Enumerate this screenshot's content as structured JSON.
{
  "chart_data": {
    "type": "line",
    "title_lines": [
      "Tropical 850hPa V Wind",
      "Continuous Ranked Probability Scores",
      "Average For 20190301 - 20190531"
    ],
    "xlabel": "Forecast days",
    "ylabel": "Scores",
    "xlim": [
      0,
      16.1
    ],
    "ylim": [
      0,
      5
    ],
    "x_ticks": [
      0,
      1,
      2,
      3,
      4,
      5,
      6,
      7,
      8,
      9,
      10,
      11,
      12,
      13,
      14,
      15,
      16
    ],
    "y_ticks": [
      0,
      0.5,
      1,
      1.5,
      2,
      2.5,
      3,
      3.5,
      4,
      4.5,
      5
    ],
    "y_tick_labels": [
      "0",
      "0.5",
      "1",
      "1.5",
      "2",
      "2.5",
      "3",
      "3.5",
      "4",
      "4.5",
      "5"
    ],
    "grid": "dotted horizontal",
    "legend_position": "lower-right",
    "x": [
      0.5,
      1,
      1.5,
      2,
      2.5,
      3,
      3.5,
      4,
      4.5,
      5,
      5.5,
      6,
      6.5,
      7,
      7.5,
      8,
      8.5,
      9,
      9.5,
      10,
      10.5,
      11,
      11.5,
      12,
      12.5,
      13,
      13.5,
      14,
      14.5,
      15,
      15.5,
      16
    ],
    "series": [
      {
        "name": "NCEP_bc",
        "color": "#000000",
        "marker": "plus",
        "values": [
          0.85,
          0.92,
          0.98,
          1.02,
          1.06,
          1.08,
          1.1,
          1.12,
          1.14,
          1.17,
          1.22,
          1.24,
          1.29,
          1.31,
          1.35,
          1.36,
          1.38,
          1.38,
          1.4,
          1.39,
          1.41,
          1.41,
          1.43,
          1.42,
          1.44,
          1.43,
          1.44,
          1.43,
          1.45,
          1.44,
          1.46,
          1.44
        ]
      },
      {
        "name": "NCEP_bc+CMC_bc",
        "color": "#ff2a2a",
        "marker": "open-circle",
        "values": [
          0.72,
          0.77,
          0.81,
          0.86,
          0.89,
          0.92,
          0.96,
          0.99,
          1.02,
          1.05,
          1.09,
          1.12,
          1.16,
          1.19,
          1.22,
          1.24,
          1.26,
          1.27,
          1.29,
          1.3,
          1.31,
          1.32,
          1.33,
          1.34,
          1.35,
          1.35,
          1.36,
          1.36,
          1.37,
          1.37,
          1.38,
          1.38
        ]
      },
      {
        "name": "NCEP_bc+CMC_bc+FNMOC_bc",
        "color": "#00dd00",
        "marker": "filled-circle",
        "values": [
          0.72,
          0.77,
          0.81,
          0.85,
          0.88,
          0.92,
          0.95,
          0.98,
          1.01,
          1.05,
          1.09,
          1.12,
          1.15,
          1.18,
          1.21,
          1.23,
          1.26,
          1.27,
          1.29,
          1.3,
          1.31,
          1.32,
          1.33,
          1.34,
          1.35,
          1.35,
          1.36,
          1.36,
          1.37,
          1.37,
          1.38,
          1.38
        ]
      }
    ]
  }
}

- - -

▶ Required work: Write every line of the material above again, exactly.

▶ Written solution:
Enumerate this screenshot's content as structured JSON.
{
  "chart_data": {
    "type": "line",
    "title_lines": [
      "Tropical 850hPa V Wind",
      "Continuous Ranked Probability Scores",
      "Average For 20190301 - 20190531"
    ],
    "xlabel": "Forecast days",
    "ylabel": "Scores",
    "xlim": [
      0,
      16.1
    ],
    "ylim": [
      0,
      5
    ],
    "x_ticks": [
      0,
      1,
      2,
      3,
      4,
      5,
      6,
      7,
      8,
      9,
      10,
      11,
      12,
      13,
      14,
      15,
      16
    ],
    "y_ticks": [
      0,
      0.5,
      1,
      1.5,
      2,
      2.5,
      3,
      3.5,
      4,
      4.5,
      5
    ],
    "y_tick_labels": [
      "0",
      "0.5",
      "1",
      "1.5",
      "2",
      "2.5",
      "3",
      "3.5",
      "4",
      "4.5",
      "5"
    ],
    "grid": "dotted horizontal",
    "legend_position": "lower-right",
    "x": [
      0.5,
      1,
      1.5,
      2,
      2.5,
      3,
      3.5,
      4,
      4.5,
      5,
      5.5,
      6,
      6.5,
      7,
      7.5,
      8,
      8.5,
      9,
      9.5,
      10,
      10.5,
      11,
      11.5,
      12,
      12.5,
      13,
      13.5,
      14,
      14.5,
      15,
      15.5,
      16
    ],
    "series": [
      {
        "name": "NCEP_bc",
        "color": "#000000",
        "marker": "plus",
        "values": [
          0.85,
          0.92,
          0.98,
          1.02,
          1.06,
          1.08,
          1.1,
          1.12,
          1.14,
          1.17,
          1.22,
          1.24,
          1.29,
          1.31,
          1.35,
          1.36,
          1.38,
          1.38,
          1.4,
          1.39,
          1.41,
          1.41,
          1.43,
          1.42,
          1.44,
          1.43,
          1.44,
          1.43,
          1.45,
          1.44,
          1.46,
          1.44
        ]
      },
      {
        "name": "NCEP_bc+CMC_bc",
        "color": "#ff2a2a",
        "marker": "open-circle",
        "values": [
          0.72,
          0.77,
          0.81,
          0.86,
          0.89,
          0.92,
          0.96,
          0.99,
          1.02,
          1.05,
          1.09,
          1.12,
          1.16,
          1.19,
          1.22,
          1.24,
          1.26,
          1.27,
          1.29,
          1.3,
          1.31,
          1.32,
          1.33,
          1.34,
          1.35,
          1.35,
          1.36,
          1.36,
          1.37,
          1.37,
          1.38,
          1.38
        ]
      },
      {
        "name": "NCEP_bc+CMC_bc+FNMOC_bc",
        "color": "#00dd00",
        "marker": "filled-circle",
        "values": [
          0.72,
          0.77,
          0.81,
          0.85,
          0.88,
          0.92,
          0.95,
          0.98,
          1.01,
          1.05,
          1.09,
          1.12,
          1.15,
          1.18,
          1.21,
          1.23,
          1.26,
          1.27,
          1.29,
          1.3,
          1.31,
          1.32,
          1.33,
          1.34,
          1.35,
          1.35,
          1.36,
          1.36,
          1.37,
          1.37,
          1.38,
          1.38
        ]
      }
    ]
  }
}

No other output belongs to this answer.